> [Objetivo] Por favor, transcreva literalmente a passagem do texto sobre a eficácia do acordo de acionistas entre "Além dessa possibilidade, o" e "registro do contrato.", inclusive.

> [Trecho do documento]
3 EFICÁCIA DO ACORDO DE ACIONISTAS
Para que o acordo realizado entre acionistas de uma sociedade anônima aberta possa ter eficácia perante esta, é necessário arquivá-lo na sede da companhia, conforme dispõe o art. 118, caput, da Lei n. 6.404/76.
Além dessa possibilidade, o pacto dos acionistas poderá ter eficácia perante quaisquer terceiros desde que seja averbado no livro de registro e, quando existente, também nos certificados das ações. É o que preceitua a Lei das S.A., em seu art. 118, § 1º.
Nesse sentido, a companhia tem papel de extrema importância em relação ao negócio jurídico efetuado pelos acionistas, que é a de funcionar como órgão de registro do contrato.
E, como expõe Celso Barbi Filho,
exercendo função de registro público, a companhia se sujeitará a conseqüências peculiares a tal condição. Dentre elas, cumpre ressaltar a obrigação de fornecer certidões, quando solicitadas e o cabimento de medidas judiciais contra atos de seus administradores, praticados no exercício da função de registro público. (BARBI FILHO, 1993, p. 132)
Saliente-se que, diante da inexistência de norma especificando como deve ser realizado o arquivamento do acordo na companhia, entende-se que não é, necessariamente, obrigatória a entrega de um recibo constando que a S. A. o recebeu.
Assim, qualquer demonstração por parte da sociedade de que essa tomou conhecimento dos termos do acordo poderá implicar a observância do pactuado pela companhia.
No que concerne ao registro do acordo de acionistas em outras entidades, como o registro de comércio, não haverá obrigação a ser cumprida pela companhia no sentido de fazer valer o que ele dispõe.
O arquivamento do acordo em outras entidades que não seja a sede da companhia não gerará a nulidade dele, porém, não terá nenhuma eficácia perante a Sociedade por Ações.
Sendo requerido ao administrador da sociedade anônima, este deve efetuar o registro do acordo realizado por seus acionistas. Além disso, após o arquivamento, ele tem a obrigação de emitir certidões sobre o conteúdo do acordo a qualquer interessado, uma vez que o registro tem nítido caráter público.
Como bem ressalta Modesto Carvalhosa, "a sociedade, no exercício dessas funções públicas, deve ser equiparada à autoridade, para os fins de mandado de segurança". (CARVALHOSA, 1984, p. 234)
E mais adiante complementa o autor:
O arquivamento e averbações dos acordos, bem o seu cancelamento e todos os demais atos tendentes à publicidade de sua existência e modificação, podem, com efeito, ser alcançados pela via do mandado de segurança, que será o meio eficaz de fazer prevalecer o direito líquido e certo dos interessados, na efetivação dos procedimentos do registro público, na espécie. (CARVALHOSA, 1984, p. 235)
Fundamenta-se a possibilidade de cabimento do mandado de segurança, nas situações envolvendo atos dos administradores das sociedades anônimas, na Lei n. 1.533, de 31 de dezembro de 1951. Isso porque, no art. 1º, § 1º, da mencionada lei relativa ao mandado de segurança, estabelece-se que essa medida também pode ser aplicada aos administradores de pessoas jurídicas com funções delegadas do poder público.

> [Material fornecido]

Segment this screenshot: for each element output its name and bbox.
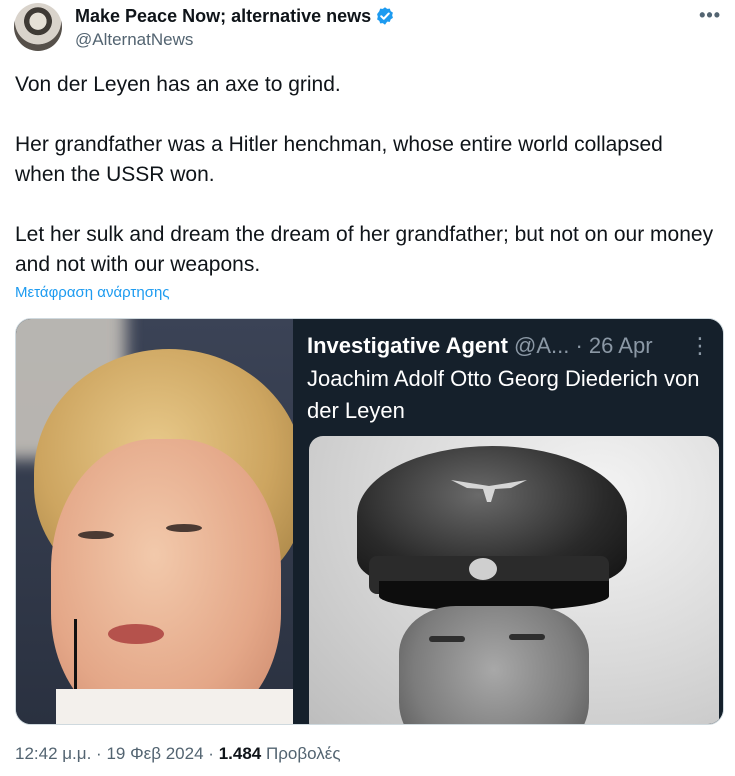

> [Exercício concluído]
Além dessa possibilidade, o pacto dos acionistas poderá ter eficácia perante quaisquer terceiros desde que seja averbado no livro de registro e, quando existente, também nos certificados das ações. É o que preceitua a Lei das S.A., em seu art. 118, § 1º.
Nesse sentido, a companhia tem papel de extrema importância em relação ao negócio jurídico efetuado pelos acionistas, que é a de funcionar como órgão de registro do contrato.